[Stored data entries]
────────────────────
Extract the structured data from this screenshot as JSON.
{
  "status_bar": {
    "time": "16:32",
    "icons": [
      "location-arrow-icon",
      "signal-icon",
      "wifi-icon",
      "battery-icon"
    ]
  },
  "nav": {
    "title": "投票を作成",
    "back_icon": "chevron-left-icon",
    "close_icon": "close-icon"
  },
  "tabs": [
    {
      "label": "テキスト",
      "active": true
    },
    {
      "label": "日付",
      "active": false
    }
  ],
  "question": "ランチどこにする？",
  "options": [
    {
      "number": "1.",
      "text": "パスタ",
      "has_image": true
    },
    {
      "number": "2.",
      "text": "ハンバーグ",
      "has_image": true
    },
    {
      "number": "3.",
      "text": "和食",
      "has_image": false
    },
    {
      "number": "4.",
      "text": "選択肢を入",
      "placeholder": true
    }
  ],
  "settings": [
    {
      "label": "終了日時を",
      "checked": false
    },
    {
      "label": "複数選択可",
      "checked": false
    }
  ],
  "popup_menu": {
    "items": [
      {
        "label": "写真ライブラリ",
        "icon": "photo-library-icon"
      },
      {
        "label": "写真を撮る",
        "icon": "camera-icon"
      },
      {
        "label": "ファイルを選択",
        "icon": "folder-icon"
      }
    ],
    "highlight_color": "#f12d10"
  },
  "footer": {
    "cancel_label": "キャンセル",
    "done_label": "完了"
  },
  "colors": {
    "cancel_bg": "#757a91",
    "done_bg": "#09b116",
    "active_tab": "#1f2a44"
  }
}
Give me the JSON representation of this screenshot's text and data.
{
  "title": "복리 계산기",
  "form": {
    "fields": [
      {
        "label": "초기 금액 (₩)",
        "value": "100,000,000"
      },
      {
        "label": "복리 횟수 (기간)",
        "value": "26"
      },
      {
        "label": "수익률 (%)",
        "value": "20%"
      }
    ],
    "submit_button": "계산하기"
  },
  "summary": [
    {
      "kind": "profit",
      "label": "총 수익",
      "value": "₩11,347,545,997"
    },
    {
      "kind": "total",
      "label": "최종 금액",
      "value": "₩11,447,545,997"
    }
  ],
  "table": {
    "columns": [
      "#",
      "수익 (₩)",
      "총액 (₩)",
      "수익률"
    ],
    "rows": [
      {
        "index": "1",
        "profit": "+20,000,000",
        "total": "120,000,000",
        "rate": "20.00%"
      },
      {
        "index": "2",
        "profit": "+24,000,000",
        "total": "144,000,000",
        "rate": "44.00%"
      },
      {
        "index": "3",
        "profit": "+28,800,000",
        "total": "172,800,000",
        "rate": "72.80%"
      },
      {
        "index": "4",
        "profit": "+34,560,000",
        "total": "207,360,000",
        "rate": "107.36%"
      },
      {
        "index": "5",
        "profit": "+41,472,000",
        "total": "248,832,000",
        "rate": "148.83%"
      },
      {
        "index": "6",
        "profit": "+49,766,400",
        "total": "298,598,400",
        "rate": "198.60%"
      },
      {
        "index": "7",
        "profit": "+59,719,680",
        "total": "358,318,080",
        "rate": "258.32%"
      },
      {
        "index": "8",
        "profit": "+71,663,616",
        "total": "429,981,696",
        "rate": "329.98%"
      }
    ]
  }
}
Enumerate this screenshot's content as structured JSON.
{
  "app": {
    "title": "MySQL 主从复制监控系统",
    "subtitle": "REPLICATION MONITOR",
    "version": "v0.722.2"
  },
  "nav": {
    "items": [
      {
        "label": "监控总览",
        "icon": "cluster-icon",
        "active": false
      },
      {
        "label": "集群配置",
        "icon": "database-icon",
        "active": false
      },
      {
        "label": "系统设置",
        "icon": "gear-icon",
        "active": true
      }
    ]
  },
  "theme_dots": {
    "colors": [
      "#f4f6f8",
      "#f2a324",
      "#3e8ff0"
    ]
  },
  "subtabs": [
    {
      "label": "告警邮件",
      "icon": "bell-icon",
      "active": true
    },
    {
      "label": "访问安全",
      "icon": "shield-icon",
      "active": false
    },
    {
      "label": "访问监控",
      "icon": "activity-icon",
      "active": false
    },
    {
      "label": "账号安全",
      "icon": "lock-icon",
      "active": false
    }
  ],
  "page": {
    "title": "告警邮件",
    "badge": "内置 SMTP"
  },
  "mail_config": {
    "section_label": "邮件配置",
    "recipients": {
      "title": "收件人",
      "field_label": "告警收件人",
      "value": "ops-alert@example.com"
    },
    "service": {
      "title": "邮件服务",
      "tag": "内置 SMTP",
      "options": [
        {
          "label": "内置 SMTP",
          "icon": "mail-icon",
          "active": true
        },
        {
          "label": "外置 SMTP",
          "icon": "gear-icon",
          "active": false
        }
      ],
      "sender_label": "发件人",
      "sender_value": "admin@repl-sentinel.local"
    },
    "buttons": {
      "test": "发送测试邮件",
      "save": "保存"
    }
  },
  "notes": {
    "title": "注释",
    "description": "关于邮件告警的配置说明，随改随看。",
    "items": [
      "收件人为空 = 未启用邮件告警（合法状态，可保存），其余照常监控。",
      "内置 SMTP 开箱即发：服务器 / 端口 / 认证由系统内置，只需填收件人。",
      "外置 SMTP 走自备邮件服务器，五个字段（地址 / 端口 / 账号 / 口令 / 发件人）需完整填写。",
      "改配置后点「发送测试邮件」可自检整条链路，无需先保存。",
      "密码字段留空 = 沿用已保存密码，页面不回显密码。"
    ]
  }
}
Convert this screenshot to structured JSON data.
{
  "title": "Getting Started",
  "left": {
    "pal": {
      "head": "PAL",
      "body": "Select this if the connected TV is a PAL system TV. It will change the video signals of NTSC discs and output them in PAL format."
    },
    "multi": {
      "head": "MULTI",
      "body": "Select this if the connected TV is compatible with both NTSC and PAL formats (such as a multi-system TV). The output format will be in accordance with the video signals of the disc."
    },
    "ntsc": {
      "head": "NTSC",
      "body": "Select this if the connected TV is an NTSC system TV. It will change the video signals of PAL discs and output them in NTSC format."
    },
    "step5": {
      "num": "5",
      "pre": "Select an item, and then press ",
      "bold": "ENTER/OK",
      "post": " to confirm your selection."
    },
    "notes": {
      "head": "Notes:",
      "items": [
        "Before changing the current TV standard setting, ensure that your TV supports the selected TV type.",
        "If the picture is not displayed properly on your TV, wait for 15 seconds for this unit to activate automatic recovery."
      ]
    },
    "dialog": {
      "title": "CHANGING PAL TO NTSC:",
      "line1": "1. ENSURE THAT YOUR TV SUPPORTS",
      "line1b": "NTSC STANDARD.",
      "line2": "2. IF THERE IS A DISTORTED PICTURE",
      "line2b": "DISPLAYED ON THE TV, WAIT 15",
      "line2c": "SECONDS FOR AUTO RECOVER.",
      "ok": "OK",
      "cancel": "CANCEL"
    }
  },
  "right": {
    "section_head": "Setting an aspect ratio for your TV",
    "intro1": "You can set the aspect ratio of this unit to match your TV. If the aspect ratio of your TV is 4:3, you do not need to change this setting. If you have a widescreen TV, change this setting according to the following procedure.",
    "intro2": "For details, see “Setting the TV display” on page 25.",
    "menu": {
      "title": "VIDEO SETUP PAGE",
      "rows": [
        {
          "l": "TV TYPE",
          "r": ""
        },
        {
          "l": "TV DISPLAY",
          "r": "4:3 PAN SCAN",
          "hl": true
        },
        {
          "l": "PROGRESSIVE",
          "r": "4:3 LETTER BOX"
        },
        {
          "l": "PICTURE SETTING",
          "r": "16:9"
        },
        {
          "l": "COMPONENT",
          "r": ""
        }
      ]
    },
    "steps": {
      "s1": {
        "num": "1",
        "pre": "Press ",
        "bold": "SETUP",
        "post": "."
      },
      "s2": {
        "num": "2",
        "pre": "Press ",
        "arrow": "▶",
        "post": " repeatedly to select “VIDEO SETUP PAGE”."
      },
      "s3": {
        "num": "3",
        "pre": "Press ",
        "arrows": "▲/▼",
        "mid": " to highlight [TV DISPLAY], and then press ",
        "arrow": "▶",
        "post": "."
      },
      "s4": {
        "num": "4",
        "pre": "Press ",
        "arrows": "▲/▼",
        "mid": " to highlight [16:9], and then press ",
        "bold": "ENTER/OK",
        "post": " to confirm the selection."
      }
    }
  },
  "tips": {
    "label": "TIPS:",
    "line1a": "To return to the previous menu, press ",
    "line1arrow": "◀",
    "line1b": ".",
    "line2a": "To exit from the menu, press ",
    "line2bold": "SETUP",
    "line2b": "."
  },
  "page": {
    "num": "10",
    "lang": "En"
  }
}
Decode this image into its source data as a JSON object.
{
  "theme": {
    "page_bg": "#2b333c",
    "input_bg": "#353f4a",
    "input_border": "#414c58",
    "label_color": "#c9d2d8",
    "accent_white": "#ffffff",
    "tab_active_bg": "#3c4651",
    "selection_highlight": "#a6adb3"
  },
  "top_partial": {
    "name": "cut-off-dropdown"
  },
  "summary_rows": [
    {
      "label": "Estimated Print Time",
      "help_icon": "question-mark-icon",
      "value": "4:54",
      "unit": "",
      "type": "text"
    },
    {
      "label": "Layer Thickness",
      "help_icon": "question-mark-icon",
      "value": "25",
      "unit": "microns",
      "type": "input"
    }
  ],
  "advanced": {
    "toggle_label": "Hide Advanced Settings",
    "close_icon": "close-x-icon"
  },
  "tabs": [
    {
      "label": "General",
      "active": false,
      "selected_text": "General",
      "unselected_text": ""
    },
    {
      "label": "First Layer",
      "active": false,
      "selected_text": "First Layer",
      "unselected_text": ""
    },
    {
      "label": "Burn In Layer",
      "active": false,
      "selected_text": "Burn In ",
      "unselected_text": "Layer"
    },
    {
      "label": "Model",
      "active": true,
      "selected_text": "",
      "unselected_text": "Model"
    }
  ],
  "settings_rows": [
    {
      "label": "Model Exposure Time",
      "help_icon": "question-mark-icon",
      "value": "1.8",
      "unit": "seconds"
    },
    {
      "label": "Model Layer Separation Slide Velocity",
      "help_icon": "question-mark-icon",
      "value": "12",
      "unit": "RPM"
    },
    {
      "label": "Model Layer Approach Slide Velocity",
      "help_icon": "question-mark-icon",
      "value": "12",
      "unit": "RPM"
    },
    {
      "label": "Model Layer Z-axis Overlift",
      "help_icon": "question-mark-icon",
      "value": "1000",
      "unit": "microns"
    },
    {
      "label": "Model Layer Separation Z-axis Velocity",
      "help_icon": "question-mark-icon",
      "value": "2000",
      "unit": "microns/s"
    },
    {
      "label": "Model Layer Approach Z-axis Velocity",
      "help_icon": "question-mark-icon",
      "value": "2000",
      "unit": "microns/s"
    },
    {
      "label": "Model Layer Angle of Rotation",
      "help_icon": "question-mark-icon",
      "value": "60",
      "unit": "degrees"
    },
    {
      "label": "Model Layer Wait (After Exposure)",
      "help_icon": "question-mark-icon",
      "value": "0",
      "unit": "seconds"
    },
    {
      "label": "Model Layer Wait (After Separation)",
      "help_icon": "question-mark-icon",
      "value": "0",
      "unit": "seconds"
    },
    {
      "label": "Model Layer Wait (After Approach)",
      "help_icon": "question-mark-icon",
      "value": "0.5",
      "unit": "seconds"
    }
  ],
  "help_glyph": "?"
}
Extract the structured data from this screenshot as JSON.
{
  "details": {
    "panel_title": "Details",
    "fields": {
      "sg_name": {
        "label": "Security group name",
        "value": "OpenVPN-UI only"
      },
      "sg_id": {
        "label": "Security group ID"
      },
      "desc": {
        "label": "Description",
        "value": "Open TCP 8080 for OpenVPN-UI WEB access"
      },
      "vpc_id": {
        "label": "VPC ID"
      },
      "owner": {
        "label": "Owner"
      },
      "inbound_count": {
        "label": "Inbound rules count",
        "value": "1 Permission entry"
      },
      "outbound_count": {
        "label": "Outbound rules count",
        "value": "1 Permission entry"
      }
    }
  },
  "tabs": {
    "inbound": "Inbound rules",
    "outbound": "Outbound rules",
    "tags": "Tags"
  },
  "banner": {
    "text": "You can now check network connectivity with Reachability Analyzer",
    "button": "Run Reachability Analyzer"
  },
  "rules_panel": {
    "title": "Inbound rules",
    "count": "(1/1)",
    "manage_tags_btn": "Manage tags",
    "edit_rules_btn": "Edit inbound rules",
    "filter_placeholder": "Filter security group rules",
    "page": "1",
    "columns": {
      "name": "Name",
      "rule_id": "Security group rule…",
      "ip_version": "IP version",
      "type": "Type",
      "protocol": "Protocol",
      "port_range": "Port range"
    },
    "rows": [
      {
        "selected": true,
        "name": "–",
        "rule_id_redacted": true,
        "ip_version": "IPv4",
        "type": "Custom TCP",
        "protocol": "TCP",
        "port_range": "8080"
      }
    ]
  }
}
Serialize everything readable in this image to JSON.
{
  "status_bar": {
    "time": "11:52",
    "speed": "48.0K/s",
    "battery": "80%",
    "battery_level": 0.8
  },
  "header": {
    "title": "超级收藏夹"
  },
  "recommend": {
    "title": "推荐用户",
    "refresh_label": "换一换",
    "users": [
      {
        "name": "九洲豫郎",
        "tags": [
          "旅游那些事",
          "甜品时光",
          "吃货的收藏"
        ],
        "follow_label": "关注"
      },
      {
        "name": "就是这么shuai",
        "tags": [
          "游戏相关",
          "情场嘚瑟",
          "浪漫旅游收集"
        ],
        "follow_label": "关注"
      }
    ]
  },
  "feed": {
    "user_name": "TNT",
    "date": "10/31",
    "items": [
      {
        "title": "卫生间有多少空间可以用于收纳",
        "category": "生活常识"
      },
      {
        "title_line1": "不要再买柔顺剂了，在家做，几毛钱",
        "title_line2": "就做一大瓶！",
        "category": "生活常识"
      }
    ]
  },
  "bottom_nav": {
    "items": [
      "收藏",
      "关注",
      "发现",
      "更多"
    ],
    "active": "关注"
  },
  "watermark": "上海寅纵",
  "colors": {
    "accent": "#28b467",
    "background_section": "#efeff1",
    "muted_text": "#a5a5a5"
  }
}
────────────────────
#### Exercise:
Using the records given above, list every line that includes the word "Model".

#### Written response:
      "label": "Model",
      "unselected_text": "Model"
      "label": "Model Exposure Time",
      "label": "Model Layer Separation Slide Velocity",
      "label": "Model Layer Approach Slide Velocity",
      "label": "Model Layer Z-axis Overlift",
      "label": "Model Layer Separation Z-axis Velocity",
      "label": "Model Layer Approach Z-axis Velocity",
      "label": "Model Layer Angle of Rotation",
      "label": "Model Layer Wait (After Exposure)",
      "label": "Model Layer Wait (After Separation)",
      "label": "Model Layer Wait (After Approach)",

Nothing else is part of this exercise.